Task statement — Show all lines from the data that include the word "catchment".
begin Dataset rows
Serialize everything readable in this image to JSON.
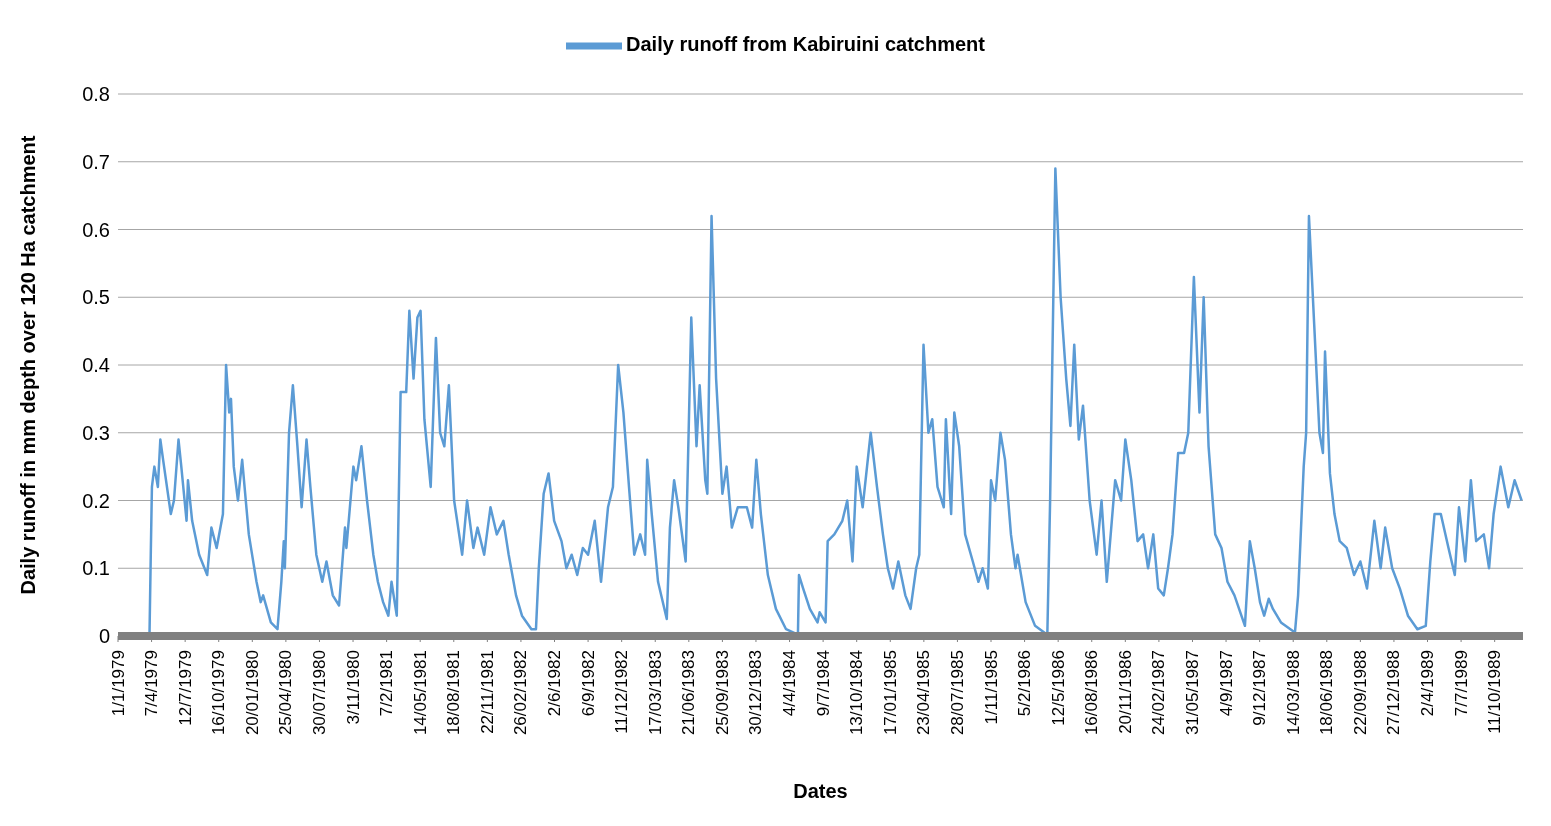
{
  "chart_data": {
    "type": "line",
    "xlabel": "Dates",
    "ylabel": "Daily runoff in mm depth over 120 Ha catchment",
    "x": [
      "1979-01-01",
      "1979-04-01",
      "1979-04-05",
      "1979-04-08",
      "1979-04-15",
      "1979-04-25",
      "1979-05-02",
      "1979-05-10",
      "1979-06-01",
      "1979-06-10",
      "1979-06-23",
      "1979-07-01",
      "1979-07-16",
      "1979-07-20",
      "1979-08-01",
      "1979-08-21",
      "1979-09-13",
      "1979-09-25",
      "1979-10-10",
      "1979-10-28",
      "1979-11-06",
      "1979-11-15",
      "1979-11-20",
      "1979-11-28",
      "1979-12-10",
      "1979-12-22",
      "1980-01-10",
      "1980-02-01",
      "1980-02-13",
      "1980-02-20",
      "1980-03-13",
      "1980-04-01",
      "1980-04-12",
      "1980-04-19",
      "1980-04-22",
      "1980-05-04",
      "1980-05-15",
      "1980-05-28",
      "1980-06-09",
      "1980-06-23",
      "1980-07-04",
      "1980-07-21",
      "1980-08-07",
      "1980-08-19",
      "1980-09-06",
      "1980-09-24",
      "1980-10-11",
      "1980-10-15",
      "1980-11-04",
      "1980-11-12",
      "1980-11-27",
      "1980-12-13",
      "1980-12-31",
      "1981-01-13",
      "1981-01-28",
      "1981-02-12",
      "1981-02-21",
      "1981-03-08",
      "1981-03-19",
      "1981-04-04",
      "1981-04-13",
      "1981-04-25",
      "1981-05-06",
      "1981-05-15",
      "1981-05-26",
      "1981-06-13",
      "1981-06-28",
      "1981-07-10",
      "1981-07-22",
      "1981-08-04",
      "1981-08-19",
      "1981-09-11",
      "1981-09-25",
      "1981-10-13",
      "1981-10-25",
      "1981-11-13",
      "1981-12-01",
      "1981-12-19",
      "1982-01-07",
      "1982-01-22",
      "1982-02-12",
      "1982-03-01",
      "1982-03-28",
      "1982-04-10",
      "1982-04-18",
      "1982-05-02",
      "1982-05-16",
      "1982-06-01",
      "1982-06-22",
      "1982-07-06",
      "1982-07-21",
      "1982-08-06",
      "1982-08-22",
      "1982-09-06",
      "1982-09-25",
      "1982-10-13",
      "1982-11-02",
      "1982-11-16",
      "1982-12-01",
      "1982-12-16",
      "1983-01-01",
      "1983-01-16",
      "1983-02-02",
      "1983-02-16",
      "1983-02-22",
      "1983-03-07",
      "1983-03-25",
      "1983-04-19",
      "1983-04-28",
      "1983-05-10",
      "1983-05-22",
      "1983-06-12",
      "1983-06-28",
      "1983-07-13",
      "1983-07-22",
      "1983-08-07",
      "1983-08-13",
      "1983-08-25",
      "1983-09-07",
      "1983-09-25",
      "1983-10-07",
      "1983-10-22",
      "1983-11-08",
      "1983-12-04",
      "1983-12-19",
      "1983-12-31",
      "1984-01-13",
      "1984-02-02",
      "1984-02-25",
      "1984-03-25",
      "1984-04-28",
      "1984-05-01",
      "1984-05-13",
      "1984-06-01",
      "1984-06-23",
      "1984-06-29",
      "1984-07-16",
      "1984-07-22",
      "1984-08-10",
      "1984-09-02",
      "1984-09-16",
      "1984-10-01",
      "1984-10-13",
      "1984-10-30",
      "1984-11-22",
      "1984-12-10",
      "1984-12-27",
      "1985-01-10",
      "1985-01-25",
      "1985-02-09",
      "1985-03-01",
      "1985-03-16",
      "1985-04-01",
      "1985-04-10",
      "1985-04-22",
      "1985-05-06",
      "1985-05-17",
      "1985-06-01",
      "1985-06-19",
      "1985-06-25",
      "1985-07-10",
      "1985-07-19",
      "1985-08-02",
      "1985-08-19",
      "1985-09-10",
      "1985-09-26",
      "1985-10-08",
      "1985-10-23",
      "1985-11-01",
      "1985-11-13",
      "1985-11-28",
      "1985-12-11",
      "1985-12-28",
      "1986-01-10",
      "1986-01-16",
      "1986-02-08",
      "1986-03-07",
      "1986-04-11",
      "1986-04-19",
      "1986-05-04",
      "1986-05-19",
      "1986-06-04",
      "1986-06-16",
      "1986-06-27",
      "1986-07-10",
      "1986-07-22",
      "1986-08-10",
      "1986-08-30",
      "1986-09-13",
      "1986-09-28",
      "1986-10-22",
      "1986-11-08",
      "1986-11-20",
      "1986-12-07",
      "1986-12-25",
      "1987-01-10",
      "1987-01-24",
      "1987-02-08",
      "1987-02-22",
      "1987-03-10",
      "1987-03-22",
      "1987-04-04",
      "1987-04-20",
      "1987-05-07",
      "1987-05-19",
      "1987-06-04",
      "1987-06-20",
      "1987-07-02",
      "1987-07-16",
      "1987-08-04",
      "1987-08-22",
      "1987-09-08",
      "1987-09-28",
      "1987-10-28",
      "1987-11-11",
      "1987-11-25",
      "1987-12-10",
      "1987-12-22",
      "1988-01-04",
      "1988-01-16",
      "1988-02-08",
      "1988-03-19",
      "1988-03-28",
      "1988-04-13",
      "1988-04-20",
      "1988-04-28",
      "1988-05-13",
      "1988-05-28",
      "1988-06-07",
      "1988-06-13",
      "1988-06-27",
      "1988-07-10",
      "1988-07-25",
      "1988-08-14",
      "1988-09-04",
      "1988-09-22",
      "1988-10-11",
      "1988-11-01",
      "1988-11-19",
      "1988-12-02",
      "1988-12-22",
      "1989-01-13",
      "1989-02-05",
      "1989-03-04",
      "1989-03-28",
      "1989-04-10",
      "1989-04-22",
      "1989-05-10",
      "1989-06-01",
      "1989-06-19",
      "1989-07-01",
      "1989-07-19",
      "1989-08-04",
      "1989-08-19",
      "1989-09-10",
      "1989-09-25",
      "1989-10-08",
      "1989-10-28",
      "1989-11-19",
      "1989-12-07",
      "1989-12-27"
    ],
    "series": [
      {
        "name": "Daily runoff from Kabiruini catchment",
        "color": "#5b9bd5",
        "values": [
          0,
          0,
          0.13,
          0.22,
          0.25,
          0.22,
          0.29,
          0.26,
          0.18,
          0.2,
          0.29,
          0.25,
          0.17,
          0.23,
          0.17,
          0.12,
          0.09,
          0.16,
          0.13,
          0.18,
          0.4,
          0.33,
          0.35,
          0.25,
          0.2,
          0.26,
          0.15,
          0.08,
          0.05,
          0.06,
          0.02,
          0.01,
          0.08,
          0.14,
          0.1,
          0.3,
          0.37,
          0.28,
          0.19,
          0.29,
          0.22,
          0.12,
          0.08,
          0.11,
          0.06,
          0.045,
          0.16,
          0.13,
          0.25,
          0.23,
          0.28,
          0.2,
          0.12,
          0.08,
          0.05,
          0.03,
          0.08,
          0.03,
          0.36,
          0.36,
          0.48,
          0.38,
          0.47,
          0.48,
          0.32,
          0.22,
          0.44,
          0.3,
          0.28,
          0.37,
          0.2,
          0.12,
          0.2,
          0.13,
          0.16,
          0.12,
          0.19,
          0.15,
          0.17,
          0.12,
          0.06,
          0.03,
          0.01,
          0.01,
          0.1,
          0.21,
          0.24,
          0.17,
          0.14,
          0.1,
          0.12,
          0.09,
          0.13,
          0.12,
          0.17,
          0.08,
          0.19,
          0.22,
          0.4,
          0.33,
          0.22,
          0.12,
          0.15,
          0.12,
          0.26,
          0.18,
          0.08,
          0.025,
          0.16,
          0.23,
          0.19,
          0.11,
          0.47,
          0.28,
          0.37,
          0.23,
          0.21,
          0.62,
          0.38,
          0.21,
          0.25,
          0.16,
          0.19,
          0.19,
          0.16,
          0.26,
          0.18,
          0.09,
          0.04,
          0.01,
          0.002,
          0.09,
          0.07,
          0.04,
          0.02,
          0.035,
          0.02,
          0.14,
          0.15,
          0.17,
          0.2,
          0.11,
          0.25,
          0.19,
          0.3,
          0.22,
          0.15,
          0.1,
          0.07,
          0.11,
          0.06,
          0.04,
          0.1,
          0.12,
          0.43,
          0.3,
          0.32,
          0.22,
          0.19,
          0.32,
          0.18,
          0.33,
          0.28,
          0.15,
          0.11,
          0.08,
          0.1,
          0.07,
          0.23,
          0.2,
          0.3,
          0.26,
          0.15,
          0.1,
          0.12,
          0.05,
          0.015,
          0.002,
          0.2,
          0.69,
          0.5,
          0.38,
          0.31,
          0.43,
          0.29,
          0.34,
          0.2,
          0.12,
          0.2,
          0.08,
          0.23,
          0.2,
          0.29,
          0.23,
          0.14,
          0.15,
          0.1,
          0.15,
          0.07,
          0.06,
          0.1,
          0.15,
          0.27,
          0.27,
          0.3,
          0.53,
          0.33,
          0.5,
          0.28,
          0.15,
          0.13,
          0.08,
          0.06,
          0.015,
          0.14,
          0.1,
          0.05,
          0.03,
          0.055,
          0.04,
          0.02,
          0.005,
          0.06,
          0.25,
          0.3,
          0.62,
          0.46,
          0.3,
          0.27,
          0.42,
          0.24,
          0.18,
          0.14,
          0.13,
          0.09,
          0.11,
          0.07,
          0.17,
          0.1,
          0.16,
          0.1,
          0.07,
          0.03,
          0.01,
          0.015,
          0.11,
          0.18,
          0.18,
          0.13,
          0.09,
          0.19,
          0.11,
          0.23,
          0.14,
          0.15,
          0.1,
          0.18,
          0.25,
          0.19,
          0.23,
          0.2
        ]
      }
    ],
    "xlim": [
      "1979-01-01",
      "1989-12-31"
    ],
    "xticks": [
      {
        "value": "1979-01-01",
        "label": "1/1/1979"
      },
      {
        "value": "1979-04-07",
        "label": "7/4/1979"
      },
      {
        "value": "1979-07-12",
        "label": "12/7/1979"
      },
      {
        "value": "1979-10-16",
        "label": "16/10/1979"
      },
      {
        "value": "1980-01-20",
        "label": "20/01/1980"
      },
      {
        "value": "1980-04-25",
        "label": "25/04/1980"
      },
      {
        "value": "1980-07-30",
        "label": "30/07/1980"
      },
      {
        "value": "1980-11-03",
        "label": "3/11/1980"
      },
      {
        "value": "1981-02-07",
        "label": "7/2/1981"
      },
      {
        "value": "1981-05-14",
        "label": "14/05/1981"
      },
      {
        "value": "1981-08-18",
        "label": "18/08/1981"
      },
      {
        "value": "1981-11-22",
        "label": "22/11/1981"
      },
      {
        "value": "1982-02-26",
        "label": "26/02/1982"
      },
      {
        "value": "1982-06-02",
        "label": "2/6/1982"
      },
      {
        "value": "1982-09-06",
        "label": "6/9/1982"
      },
      {
        "value": "1982-12-11",
        "label": "11/12/1982"
      },
      {
        "value": "1983-03-17",
        "label": "17/03/1983"
      },
      {
        "value": "1983-06-21",
        "label": "21/06/1983"
      },
      {
        "value": "1983-09-25",
        "label": "25/09/1983"
      },
      {
        "value": "1983-12-30",
        "label": "30/12/1983"
      },
      {
        "value": "1984-04-04",
        "label": "4/4/1984"
      },
      {
        "value": "1984-07-09",
        "label": "9/7/1984"
      },
      {
        "value": "1984-10-13",
        "label": "13/10/1984"
      },
      {
        "value": "1985-01-17",
        "label": "17/01/1985"
      },
      {
        "value": "1985-04-23",
        "label": "23/04/1985"
      },
      {
        "value": "1985-07-28",
        "label": "28/07/1985"
      },
      {
        "value": "1985-11-01",
        "label": "1/11/1985"
      },
      {
        "value": "1986-02-05",
        "label": "5/2/1986"
      },
      {
        "value": "1986-05-12",
        "label": "12/5/1986"
      },
      {
        "value": "1986-08-16",
        "label": "16/08/1986"
      },
      {
        "value": "1986-11-20",
        "label": "20/11/1986"
      },
      {
        "value": "1987-02-24",
        "label": "24/02/1987"
      },
      {
        "value": "1987-05-31",
        "label": "31/05/1987"
      },
      {
        "value": "1987-09-04",
        "label": "4/9/1987"
      },
      {
        "value": "1987-12-09",
        "label": "9/12/1987"
      },
      {
        "value": "1988-03-14",
        "label": "14/03/1988"
      },
      {
        "value": "1988-06-18",
        "label": "18/06/1988"
      },
      {
        "value": "1988-09-22",
        "label": "22/09/1988"
      },
      {
        "value": "1988-12-27",
        "label": "27/12/1988"
      },
      {
        "value": "1989-04-02",
        "label": "2/4/1989"
      },
      {
        "value": "1989-07-07",
        "label": "7/7/1989"
      },
      {
        "value": "1989-10-11",
        "label": "11/10/1989"
      }
    ],
    "ylim": [
      0,
      0.8
    ],
    "yticks": [
      0,
      0.1,
      0.2,
      0.3,
      0.4,
      0.5,
      0.6,
      0.7,
      0.8
    ],
    "grid": "y",
    "legend": "top",
    "marker": "none",
    "line_style": "solid"
  }
}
end Dataset rows
Solution to this task —
    "ylabel": "Daily runoff in mm depth over 120 Ha catchment",
        "name": "Daily runoff from Kabiruini catchment",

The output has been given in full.